Texto de origem

"""

Repete-se a pergunta, mas como? É um golo fantasma, porque a bola rematada por Gomes entra realmente na baliza de Damas, por obra e graça do apanha-bolas José Maria Ferreira de Matos. A acção é rápida e o nevoeiro atrapalha Alder Dante, que consulta o fiscal-de-linha Baptista Fernandes e este lhe diz que é golo. Ou seja, o FCP empata 2-2 sem saber ler nem escrever. “Escrevi uma carta ao Conselho de Arbitragem”, justifica Alder Dante, “pois percebi que tinha colocado a pata na poça. Levei uma repreensão, a única que tive na carreira.” Quando o árbitro aponta para o meio-campo, escusado será dizer que a equipa toda do Sporting cai-lhe em cima e é necessária a intervenção do treinador Juca para pôr cobro a uma paragem de cinco minutos. Moral da história, 2-2.

Calma, há mais: o Sporting está reduzido a dez (Valter é expulso por palavras). E agora? Aos 74 minutos, há um canto para o Sporting e Baltasar aproveita para fixar o 3-2. É a vitória (improvável e grandiosa) do leão. Nem assim o Sporting deixa o caso do golo fantasma cair no esquecimento. Damas é o mais inconformado. “O árbitro cometeu dois erros clamorosos: validar um golo que um apanha-bolas me marcou e expulsar injustamente um digno profissional de futebol. É um facto que houve alguém do Sporting a gritar ‘palhaço’ para o árbitro, mas não foi o Valter.” O próprio Valter está incrédulo. “Juro pela saúde do meu filho que não chamei qualquer nome ao árbitro. Só lhe disse para consultar o fiscal de linha. Ele que seja sincero e escreva no relatório aquilo que se passou.”

Coincidências das coincidências, o Sporting viaja dois dias depois para Budapeste, onde joga com o Vasas para a Taça UEFA. Quem encontra no aeroporto? Esse mesmo, Alder Dante, a caminho da RFA, como fiscal-de-linha do Duisburgo-Levski Spartak, também da Taça UEFA. O sportinguista Tomé tem a palavra. “Aquilo foi pacífico, tranquilo, mas as bocas foram mais que muitas. Como íamos no mesmo voo, o Alder Dante ouviu das boas. Quem se sentou ao lado dele foi o José Mendes [defesa-central] e sempre que alguém passava por ali dizia-lhe [ao jogador] ‘epá, sai daí, não fales com o homem’”.

"""

Entradas de um conjunto de dados
"""

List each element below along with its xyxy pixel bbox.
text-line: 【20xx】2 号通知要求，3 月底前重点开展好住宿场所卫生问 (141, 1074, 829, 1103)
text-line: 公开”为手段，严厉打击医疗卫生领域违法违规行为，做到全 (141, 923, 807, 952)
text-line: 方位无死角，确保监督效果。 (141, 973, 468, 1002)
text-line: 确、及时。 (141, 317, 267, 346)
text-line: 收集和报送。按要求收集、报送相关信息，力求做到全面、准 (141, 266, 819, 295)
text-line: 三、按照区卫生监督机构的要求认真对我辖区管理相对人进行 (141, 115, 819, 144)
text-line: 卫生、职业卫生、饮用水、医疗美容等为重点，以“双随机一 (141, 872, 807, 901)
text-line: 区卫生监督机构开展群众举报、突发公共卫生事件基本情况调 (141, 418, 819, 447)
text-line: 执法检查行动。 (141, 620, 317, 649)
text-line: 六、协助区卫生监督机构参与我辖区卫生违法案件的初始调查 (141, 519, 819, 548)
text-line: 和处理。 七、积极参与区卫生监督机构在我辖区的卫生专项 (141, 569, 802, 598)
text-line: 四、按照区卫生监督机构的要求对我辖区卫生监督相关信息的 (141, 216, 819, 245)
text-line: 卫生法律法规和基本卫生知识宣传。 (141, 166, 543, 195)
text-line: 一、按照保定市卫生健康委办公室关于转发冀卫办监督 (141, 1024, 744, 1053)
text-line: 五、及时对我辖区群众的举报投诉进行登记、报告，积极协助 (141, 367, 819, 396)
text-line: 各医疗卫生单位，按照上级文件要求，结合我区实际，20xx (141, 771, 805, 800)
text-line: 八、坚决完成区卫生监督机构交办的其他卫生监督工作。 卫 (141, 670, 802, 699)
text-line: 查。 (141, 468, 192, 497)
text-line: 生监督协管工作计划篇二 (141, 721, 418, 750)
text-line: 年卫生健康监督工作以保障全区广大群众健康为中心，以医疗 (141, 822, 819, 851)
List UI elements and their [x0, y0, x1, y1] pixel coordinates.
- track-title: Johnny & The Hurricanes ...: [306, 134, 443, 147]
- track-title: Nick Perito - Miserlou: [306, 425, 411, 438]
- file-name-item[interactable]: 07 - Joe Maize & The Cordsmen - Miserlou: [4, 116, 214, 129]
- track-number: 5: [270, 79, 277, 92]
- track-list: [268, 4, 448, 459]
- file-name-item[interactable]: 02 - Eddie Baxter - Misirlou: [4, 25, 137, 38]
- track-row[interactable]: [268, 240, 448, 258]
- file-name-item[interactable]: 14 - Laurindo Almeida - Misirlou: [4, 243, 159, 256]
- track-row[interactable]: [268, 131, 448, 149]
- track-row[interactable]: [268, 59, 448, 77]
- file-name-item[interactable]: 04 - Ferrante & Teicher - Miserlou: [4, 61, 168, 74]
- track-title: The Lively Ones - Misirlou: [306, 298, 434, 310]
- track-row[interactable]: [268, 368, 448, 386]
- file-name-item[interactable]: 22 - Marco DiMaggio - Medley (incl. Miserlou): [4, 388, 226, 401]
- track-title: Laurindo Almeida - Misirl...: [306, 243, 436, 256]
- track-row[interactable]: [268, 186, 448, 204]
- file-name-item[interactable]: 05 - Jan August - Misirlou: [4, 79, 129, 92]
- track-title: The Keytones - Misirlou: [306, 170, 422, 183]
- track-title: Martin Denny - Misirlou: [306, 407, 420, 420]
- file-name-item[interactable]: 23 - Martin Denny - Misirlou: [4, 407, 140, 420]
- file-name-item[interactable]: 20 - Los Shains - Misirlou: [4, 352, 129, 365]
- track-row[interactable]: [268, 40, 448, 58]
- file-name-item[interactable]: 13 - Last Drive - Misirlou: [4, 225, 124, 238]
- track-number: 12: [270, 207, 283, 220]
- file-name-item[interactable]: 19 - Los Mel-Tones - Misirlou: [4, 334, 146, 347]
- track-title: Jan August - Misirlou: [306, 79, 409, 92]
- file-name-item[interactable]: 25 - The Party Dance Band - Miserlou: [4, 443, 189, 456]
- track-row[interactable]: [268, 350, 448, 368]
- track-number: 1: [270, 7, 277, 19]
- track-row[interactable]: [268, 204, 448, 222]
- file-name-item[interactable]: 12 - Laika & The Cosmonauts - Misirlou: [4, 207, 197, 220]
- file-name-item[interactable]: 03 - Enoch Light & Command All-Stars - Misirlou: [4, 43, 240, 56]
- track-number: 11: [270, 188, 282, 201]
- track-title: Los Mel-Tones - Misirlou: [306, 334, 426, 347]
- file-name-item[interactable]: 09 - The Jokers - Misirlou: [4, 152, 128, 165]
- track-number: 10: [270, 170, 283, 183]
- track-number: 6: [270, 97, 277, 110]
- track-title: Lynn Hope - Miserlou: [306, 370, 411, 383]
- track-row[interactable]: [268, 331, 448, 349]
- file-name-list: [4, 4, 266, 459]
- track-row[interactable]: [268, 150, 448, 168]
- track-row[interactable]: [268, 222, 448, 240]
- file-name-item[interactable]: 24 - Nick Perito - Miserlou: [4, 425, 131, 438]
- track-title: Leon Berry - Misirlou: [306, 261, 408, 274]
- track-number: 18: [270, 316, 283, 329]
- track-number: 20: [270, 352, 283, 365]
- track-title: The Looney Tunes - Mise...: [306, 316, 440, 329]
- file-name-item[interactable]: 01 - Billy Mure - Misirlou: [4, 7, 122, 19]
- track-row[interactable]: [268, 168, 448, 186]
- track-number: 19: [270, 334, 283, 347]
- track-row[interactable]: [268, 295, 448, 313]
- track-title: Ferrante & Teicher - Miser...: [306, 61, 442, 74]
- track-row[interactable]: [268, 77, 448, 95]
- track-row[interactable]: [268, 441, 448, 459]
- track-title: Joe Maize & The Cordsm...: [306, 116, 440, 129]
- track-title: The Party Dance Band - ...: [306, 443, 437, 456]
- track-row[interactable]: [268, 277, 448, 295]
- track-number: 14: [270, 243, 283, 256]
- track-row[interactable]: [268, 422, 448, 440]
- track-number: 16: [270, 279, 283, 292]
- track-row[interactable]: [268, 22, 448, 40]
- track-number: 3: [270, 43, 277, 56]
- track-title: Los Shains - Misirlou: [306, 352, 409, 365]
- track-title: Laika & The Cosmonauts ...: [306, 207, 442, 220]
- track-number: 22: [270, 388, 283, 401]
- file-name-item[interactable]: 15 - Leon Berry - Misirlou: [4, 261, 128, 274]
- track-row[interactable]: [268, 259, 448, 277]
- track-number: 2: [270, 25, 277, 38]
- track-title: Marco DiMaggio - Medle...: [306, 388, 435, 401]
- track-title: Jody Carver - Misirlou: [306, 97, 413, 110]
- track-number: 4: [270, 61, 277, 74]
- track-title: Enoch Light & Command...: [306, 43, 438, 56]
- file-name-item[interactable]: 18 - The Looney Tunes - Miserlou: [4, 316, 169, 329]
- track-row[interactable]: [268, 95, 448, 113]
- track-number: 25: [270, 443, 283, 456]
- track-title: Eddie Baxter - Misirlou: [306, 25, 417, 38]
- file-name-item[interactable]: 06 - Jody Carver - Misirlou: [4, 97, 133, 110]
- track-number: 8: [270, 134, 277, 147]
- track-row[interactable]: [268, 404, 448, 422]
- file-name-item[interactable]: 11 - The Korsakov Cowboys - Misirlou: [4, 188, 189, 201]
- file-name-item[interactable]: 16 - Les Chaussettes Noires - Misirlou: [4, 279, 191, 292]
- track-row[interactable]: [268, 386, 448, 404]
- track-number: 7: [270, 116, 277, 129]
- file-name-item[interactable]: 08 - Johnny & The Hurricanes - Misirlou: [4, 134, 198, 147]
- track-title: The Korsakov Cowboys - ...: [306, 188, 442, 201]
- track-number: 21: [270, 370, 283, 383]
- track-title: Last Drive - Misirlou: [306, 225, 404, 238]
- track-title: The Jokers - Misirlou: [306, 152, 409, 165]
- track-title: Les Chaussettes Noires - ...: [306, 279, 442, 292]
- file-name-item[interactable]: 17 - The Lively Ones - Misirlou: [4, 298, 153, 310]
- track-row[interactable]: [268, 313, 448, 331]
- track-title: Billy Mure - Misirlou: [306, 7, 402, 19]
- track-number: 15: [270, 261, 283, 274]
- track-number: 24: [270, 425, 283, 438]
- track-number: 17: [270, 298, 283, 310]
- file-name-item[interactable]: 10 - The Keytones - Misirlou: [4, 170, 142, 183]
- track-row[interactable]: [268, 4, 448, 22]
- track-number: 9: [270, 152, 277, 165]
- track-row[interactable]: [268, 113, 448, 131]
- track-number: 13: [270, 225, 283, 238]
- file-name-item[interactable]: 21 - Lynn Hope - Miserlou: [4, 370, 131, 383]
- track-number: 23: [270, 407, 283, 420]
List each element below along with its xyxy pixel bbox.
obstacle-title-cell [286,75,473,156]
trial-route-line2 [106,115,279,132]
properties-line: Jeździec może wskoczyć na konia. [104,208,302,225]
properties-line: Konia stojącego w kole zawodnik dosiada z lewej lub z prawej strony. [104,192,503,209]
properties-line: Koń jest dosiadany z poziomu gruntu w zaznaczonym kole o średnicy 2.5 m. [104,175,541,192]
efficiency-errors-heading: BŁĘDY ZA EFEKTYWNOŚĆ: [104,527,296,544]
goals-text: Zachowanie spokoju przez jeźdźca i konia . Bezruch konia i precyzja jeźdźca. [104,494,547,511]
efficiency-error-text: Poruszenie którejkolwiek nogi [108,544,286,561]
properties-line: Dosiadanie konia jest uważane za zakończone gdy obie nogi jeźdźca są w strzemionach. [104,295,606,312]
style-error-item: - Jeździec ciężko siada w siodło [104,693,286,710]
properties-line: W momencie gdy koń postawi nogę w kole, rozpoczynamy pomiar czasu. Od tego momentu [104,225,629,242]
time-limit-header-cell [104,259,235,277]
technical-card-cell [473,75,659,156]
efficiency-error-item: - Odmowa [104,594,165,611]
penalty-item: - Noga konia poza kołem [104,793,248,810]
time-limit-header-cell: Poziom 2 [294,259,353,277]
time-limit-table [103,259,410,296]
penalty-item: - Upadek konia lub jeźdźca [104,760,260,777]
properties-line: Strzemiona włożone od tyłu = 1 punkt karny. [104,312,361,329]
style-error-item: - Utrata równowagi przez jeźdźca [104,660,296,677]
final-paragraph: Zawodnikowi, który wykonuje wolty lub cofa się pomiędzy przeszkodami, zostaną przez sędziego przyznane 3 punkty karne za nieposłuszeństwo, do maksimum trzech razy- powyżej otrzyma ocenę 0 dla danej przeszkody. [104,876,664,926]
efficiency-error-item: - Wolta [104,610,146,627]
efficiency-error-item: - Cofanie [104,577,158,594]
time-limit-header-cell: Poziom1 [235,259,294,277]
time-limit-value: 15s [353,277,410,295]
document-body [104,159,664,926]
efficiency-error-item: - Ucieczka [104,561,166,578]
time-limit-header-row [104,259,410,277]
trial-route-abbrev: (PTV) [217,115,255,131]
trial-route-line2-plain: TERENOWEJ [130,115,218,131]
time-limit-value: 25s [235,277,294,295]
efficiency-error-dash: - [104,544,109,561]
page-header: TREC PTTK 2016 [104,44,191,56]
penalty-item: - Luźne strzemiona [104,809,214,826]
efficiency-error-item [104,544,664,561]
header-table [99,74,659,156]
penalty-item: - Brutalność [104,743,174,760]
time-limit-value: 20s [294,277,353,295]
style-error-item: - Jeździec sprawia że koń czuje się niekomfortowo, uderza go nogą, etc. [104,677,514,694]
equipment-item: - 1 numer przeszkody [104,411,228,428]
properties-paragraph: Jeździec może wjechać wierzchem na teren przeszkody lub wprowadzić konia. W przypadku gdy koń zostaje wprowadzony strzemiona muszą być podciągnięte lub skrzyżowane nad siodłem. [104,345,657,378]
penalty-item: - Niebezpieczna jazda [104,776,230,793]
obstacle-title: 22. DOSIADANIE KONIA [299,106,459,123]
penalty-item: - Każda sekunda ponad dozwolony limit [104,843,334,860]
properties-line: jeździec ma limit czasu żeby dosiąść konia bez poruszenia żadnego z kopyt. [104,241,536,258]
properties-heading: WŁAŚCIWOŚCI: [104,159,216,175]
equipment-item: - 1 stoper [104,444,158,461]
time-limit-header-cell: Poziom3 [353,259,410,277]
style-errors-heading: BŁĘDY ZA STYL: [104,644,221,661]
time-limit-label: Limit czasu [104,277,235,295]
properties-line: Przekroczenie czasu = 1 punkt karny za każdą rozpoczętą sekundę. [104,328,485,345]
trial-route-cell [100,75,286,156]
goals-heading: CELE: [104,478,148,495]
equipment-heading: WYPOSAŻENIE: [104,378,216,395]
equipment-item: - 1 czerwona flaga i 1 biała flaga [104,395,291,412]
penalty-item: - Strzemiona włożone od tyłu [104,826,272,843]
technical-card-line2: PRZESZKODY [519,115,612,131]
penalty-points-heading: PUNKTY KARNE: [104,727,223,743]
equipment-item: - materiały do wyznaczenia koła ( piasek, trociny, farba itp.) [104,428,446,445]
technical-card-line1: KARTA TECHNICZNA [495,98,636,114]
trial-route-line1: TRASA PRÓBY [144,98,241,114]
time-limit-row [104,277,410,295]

"""

Requisitos do problema
Pode imprimir, sem qualquer alteração, o trecho do texto sobre o golo fantasma que vai de "Repete-se a pergunta, mas" até "da história, 2-2."?

Resposta completa
Repete-se a pergunta, mas como? É um golo fantasma, porque a bola rematada por Gomes entra realmente na baliza de Damas, por obra e graça do apanha-bolas José Maria Ferreira de Matos. A acção é rápida e o nevoeiro atrapalha Alder Dante, que consulta o fiscal-de-linha Baptista Fernandes e este lhe diz que é golo. Ou seja, o FCP empata 2-2 sem saber ler nem escrever. “Escrevi uma carta ao Conselho de Arbitragem”, justifica Alder Dante, “pois percebi que tinha colocado a pata na poça. Levei uma repreensão, a única que tive na carreira.” Quando o árbitro aponta para o meio-campo, escusado será dizer que a equipa toda do Sporting cai-lhe em cima e é necessária a intervenção do treinador Juca para pôr cobro a uma paragem de cinco minutos. Moral da história, 2-2.